*WHAT THIS TASK INVOLVES:* What follows is a set of records, each of which is to be written out exactly.

*RECORDS PROVIDED:*
________________________

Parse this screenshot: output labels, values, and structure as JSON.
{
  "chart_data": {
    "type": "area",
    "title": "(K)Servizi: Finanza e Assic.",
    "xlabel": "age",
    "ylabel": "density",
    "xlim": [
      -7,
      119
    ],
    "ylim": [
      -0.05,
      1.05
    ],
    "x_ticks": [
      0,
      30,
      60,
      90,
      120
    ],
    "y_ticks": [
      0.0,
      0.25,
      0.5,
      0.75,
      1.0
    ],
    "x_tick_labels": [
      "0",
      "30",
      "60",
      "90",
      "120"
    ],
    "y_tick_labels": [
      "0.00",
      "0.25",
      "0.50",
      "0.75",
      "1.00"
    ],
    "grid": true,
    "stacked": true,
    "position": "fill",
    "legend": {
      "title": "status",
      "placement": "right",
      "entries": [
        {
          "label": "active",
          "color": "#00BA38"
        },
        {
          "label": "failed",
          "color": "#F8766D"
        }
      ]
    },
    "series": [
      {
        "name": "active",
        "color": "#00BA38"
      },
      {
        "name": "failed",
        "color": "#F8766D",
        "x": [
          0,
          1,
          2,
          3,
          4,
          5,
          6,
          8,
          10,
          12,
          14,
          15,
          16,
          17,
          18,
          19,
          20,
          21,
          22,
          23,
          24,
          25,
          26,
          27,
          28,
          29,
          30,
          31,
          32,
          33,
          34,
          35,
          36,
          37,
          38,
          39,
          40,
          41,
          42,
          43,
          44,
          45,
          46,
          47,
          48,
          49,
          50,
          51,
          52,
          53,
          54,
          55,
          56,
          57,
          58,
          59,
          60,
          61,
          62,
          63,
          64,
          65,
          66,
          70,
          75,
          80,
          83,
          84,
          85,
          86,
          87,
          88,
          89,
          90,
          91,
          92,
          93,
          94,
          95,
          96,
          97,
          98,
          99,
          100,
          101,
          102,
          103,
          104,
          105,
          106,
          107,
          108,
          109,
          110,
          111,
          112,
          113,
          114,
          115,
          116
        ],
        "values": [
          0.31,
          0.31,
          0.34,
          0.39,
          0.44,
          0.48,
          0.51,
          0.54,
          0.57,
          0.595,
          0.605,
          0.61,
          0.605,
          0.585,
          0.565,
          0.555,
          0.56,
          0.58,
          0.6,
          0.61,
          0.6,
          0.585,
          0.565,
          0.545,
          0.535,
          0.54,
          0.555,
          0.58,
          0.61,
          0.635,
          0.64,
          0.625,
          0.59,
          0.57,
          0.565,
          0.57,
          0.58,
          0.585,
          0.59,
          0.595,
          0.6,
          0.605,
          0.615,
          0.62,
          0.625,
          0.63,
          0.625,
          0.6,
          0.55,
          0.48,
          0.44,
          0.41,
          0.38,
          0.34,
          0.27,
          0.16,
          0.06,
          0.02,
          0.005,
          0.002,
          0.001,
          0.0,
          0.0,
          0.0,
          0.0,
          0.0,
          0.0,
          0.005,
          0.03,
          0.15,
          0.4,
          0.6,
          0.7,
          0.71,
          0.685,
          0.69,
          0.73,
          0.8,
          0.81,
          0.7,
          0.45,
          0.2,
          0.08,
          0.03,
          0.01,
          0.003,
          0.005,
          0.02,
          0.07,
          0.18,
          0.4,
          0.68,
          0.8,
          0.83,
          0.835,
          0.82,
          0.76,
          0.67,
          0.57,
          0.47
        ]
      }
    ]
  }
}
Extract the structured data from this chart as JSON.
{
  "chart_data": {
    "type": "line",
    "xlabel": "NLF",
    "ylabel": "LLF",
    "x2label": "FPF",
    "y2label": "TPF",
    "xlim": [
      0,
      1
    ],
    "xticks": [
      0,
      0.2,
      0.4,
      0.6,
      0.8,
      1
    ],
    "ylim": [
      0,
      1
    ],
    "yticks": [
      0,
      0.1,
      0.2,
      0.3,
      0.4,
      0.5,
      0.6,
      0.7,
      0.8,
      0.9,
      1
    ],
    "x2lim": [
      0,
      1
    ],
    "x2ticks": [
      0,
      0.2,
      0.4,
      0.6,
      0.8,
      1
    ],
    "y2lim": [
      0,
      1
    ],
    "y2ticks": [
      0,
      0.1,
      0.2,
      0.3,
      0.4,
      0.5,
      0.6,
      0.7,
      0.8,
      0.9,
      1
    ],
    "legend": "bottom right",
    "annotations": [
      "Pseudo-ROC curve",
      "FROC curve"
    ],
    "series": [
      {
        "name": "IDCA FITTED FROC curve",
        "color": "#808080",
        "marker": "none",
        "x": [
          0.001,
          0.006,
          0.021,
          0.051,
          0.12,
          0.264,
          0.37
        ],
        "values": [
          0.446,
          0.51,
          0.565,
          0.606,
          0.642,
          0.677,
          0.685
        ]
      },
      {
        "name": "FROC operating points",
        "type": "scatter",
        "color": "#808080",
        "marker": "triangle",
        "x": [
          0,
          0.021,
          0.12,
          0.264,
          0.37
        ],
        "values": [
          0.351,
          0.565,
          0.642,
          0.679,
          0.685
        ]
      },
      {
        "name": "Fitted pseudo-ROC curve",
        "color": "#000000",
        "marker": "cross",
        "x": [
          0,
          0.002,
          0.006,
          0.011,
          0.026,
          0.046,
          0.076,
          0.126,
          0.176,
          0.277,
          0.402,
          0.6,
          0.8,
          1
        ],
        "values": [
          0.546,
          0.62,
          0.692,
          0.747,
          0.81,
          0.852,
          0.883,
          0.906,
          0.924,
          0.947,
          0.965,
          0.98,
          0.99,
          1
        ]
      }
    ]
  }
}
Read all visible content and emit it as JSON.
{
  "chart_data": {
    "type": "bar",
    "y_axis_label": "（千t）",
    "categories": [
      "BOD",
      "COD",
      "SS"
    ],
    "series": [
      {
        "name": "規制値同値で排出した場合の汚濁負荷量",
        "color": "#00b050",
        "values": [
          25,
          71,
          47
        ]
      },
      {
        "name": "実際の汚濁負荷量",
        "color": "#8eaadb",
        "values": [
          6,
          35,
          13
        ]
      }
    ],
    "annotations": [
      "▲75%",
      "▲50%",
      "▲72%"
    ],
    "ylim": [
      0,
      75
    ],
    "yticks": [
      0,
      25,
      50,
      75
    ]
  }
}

________________________

*WRITTEN ANSWER:*
Parse this screenshot: output labels, values, and structure as JSON.
{
  "chart_data": {
    "type": "area",
    "title": "(K)Servizi: Finanza e Assic.",
    "xlabel": "age",
    "ylabel": "density",
    "xlim": [
      -7,
      119
    ],
    "ylim": [
      -0.05,
      1.05
    ],
    "x_ticks": [
      0,
      30,
      60,
      90,
      120
    ],
    "y_ticks": [
      0.0,
      0.25,
      0.5,
      0.75,
      1.0
    ],
    "x_tick_labels": [
      "0",
      "30",
      "60",
      "90",
      "120"
    ],
    "y_tick_labels": [
      "0.00",
      "0.25",
      "0.50",
      "0.75",
      "1.00"
    ],
    "grid": true,
    "stacked": true,
    "position": "fill",
    "legend": {
      "title": "status",
      "placement": "right",
      "entries": [
        {
          "label": "active",
          "color": "#00BA38"
        },
        {
          "label": "failed",
          "color": "#F8766D"
        }
      ]
    },
    "series": [
      {
        "name": "active",
        "color": "#00BA38"
      },
      {
        "name": "failed",
        "color": "#F8766D",
        "x": [
          0,
          1,
          2,
          3,
          4,
          5,
          6,
          8,
          10,
          12,
          14,
          15,
          16,
          17,
          18,
          19,
          20,
          21,
          22,
          23,
          24,
          25,
          26,
          27,
          28,
          29,
          30,
          31,
          32,
          33,
          34,
          35,
          36,
          37,
          38,
          39,
          40,
          41,
          42,
          43,
          44,
          45,
          46,
          47,
          48,
          49,
          50,
          51,
          52,
          53,
          54,
          55,
          56,
          57,
          58,
          59,
          60,
          61,
          62,
          63,
          64,
          65,
          66,
          70,
          75,
          80,
          83,
          84,
          85,
          86,
          87,
          88,
          89,
          90,
          91,
          92,
          93,
          94,
          95,
          96,
          97,
          98,
          99,
          100,
          101,
          102,
          103,
          104,
          105,
          106,
          107,
          108,
          109,
          110,
          111,
          112,
          113,
          114,
          115,
          116
        ],
        "values": [
          0.31,
          0.31,
          0.34,
          0.39,
          0.44,
          0.48,
          0.51,
          0.54,
          0.57,
          0.595,
          0.605,
          0.61,
          0.605,
          0.585,
          0.565,
          0.555,
          0.56,
          0.58,
          0.6,
          0.61,
          0.6,
          0.585,
          0.565,
          0.545,
          0.535,
          0.54,
          0.555,
          0.58,
          0.61,
          0.635,
          0.64,
          0.625,
          0.59,
          0.57,
          0.565,
          0.57,
          0.58,
          0.585,
          0.59,
          0.595,
          0.6,
          0.605,
          0.615,
          0.62,
          0.625,
          0.63,
          0.625,
          0.6,
          0.55,
          0.48,
          0.44,
          0.41,
          0.38,
          0.34,
          0.27,
          0.16,
          0.06,
          0.02,
          0.005,
          0.002,
          0.001,
          0.0,
          0.0,
          0.0,
          0.0,
          0.0,
          0.0,
          0.005,
          0.03,
          0.15,
          0.4,
          0.6,
          0.7,
          0.71,
          0.685,
          0.69,
          0.73,
          0.8,
          0.81,
          0.7,
          0.45,
          0.2,
          0.08,
          0.03,
          0.01,
          0.003,
          0.005,
          0.02,
          0.07,
          0.18,
          0.4,
          0.68,
          0.8,
          0.83,
          0.835,
          0.82,
          0.76,
          0.67,
          0.57,
          0.47
        ]
      }
    ]
  }
}
Extract the structured data from this chart as JSON.
{
  "chart_data": {
    "type": "line",
    "xlabel": "NLF",
    "ylabel": "LLF",
    "x2label": "FPF",
    "y2label": "TPF",
    "xlim": [
      0,
      1
    ],
    "xticks": [
      0,
      0.2,
      0.4,
      0.6,
      0.8,
      1
    ],
    "ylim": [
      0,
      1
    ],
    "yticks": [
      0,
      0.1,
      0.2,
      0.3,
      0.4,
      0.5,
      0.6,
      0.7,
      0.8,
      0.9,
      1
    ],
    "x2lim": [
      0,
      1
    ],
    "x2ticks": [
      0,
      0.2,
      0.4,
      0.6,
      0.8,
      1
    ],
    "y2lim": [
      0,
      1
    ],
    "y2ticks": [
      0,
      0.1,
      0.2,
      0.3,
      0.4,
      0.5,
      0.6,
      0.7,
      0.8,
      0.9,
      1
    ],
    "legend": "bottom right",
    "annotations": [
      "Pseudo-ROC curve",
      "FROC curve"
    ],
    "series": [
      {
        "name": "IDCA FITTED FROC curve",
        "color": "#808080",
        "marker": "none",
        "x": [
          0.001,
          0.006,
          0.021,
          0.051,
          0.12,
          0.264,
          0.37
        ],
        "values": [
          0.446,
          0.51,
          0.565,
          0.606,
          0.642,
          0.677,
          0.685
        ]
      },
      {
        "name": "FROC operating points",
        "type": "scatter",
        "color": "#808080",
        "marker": "triangle",
        "x": [
          0,
          0.021,
          0.12,
          0.264,
          0.37
        ],
        "values": [
          0.351,
          0.565,
          0.642,
          0.679,
          0.685
        ]
      },
      {
        "name": "Fitted pseudo-ROC curve",
        "color": "#000000",
        "marker": "cross",
        "x": [
          0,
          0.002,
          0.006,
          0.011,
          0.026,
          0.046,
          0.076,
          0.126,
          0.176,
          0.277,
          0.402,
          0.6,
          0.8,
          1
        ],
        "values": [
          0.546,
          0.62,
          0.692,
          0.747,
          0.81,
          0.852,
          0.883,
          0.906,
          0.924,
          0.947,
          0.965,
          0.98,
          0.99,
          1
        ]
      }
    ]
  }
}
Read all visible content and emit it as JSON.
{
  "chart_data": {
    "type": "bar",
    "y_axis_label": "（千t）",
    "categories": [
      "BOD",
      "COD",
      "SS"
    ],
    "series": [
      {
        "name": "規制値同値で排出した場合の汚濁負荷量",
        "color": "#00b050",
        "values": [
          25,
          71,
          47
        ]
      },
      {
        "name": "実際の汚濁負荷量",
        "color": "#8eaadb",
        "values": [
          6,
          35,
          13
        ]
      }
    ],
    "annotations": [
      "▲75%",
      "▲50%",
      "▲72%"
    ],
    "ylim": [
      0,
      75
    ],
    "yticks": [
      0,
      25,
      50,
      75
    ]
  }
}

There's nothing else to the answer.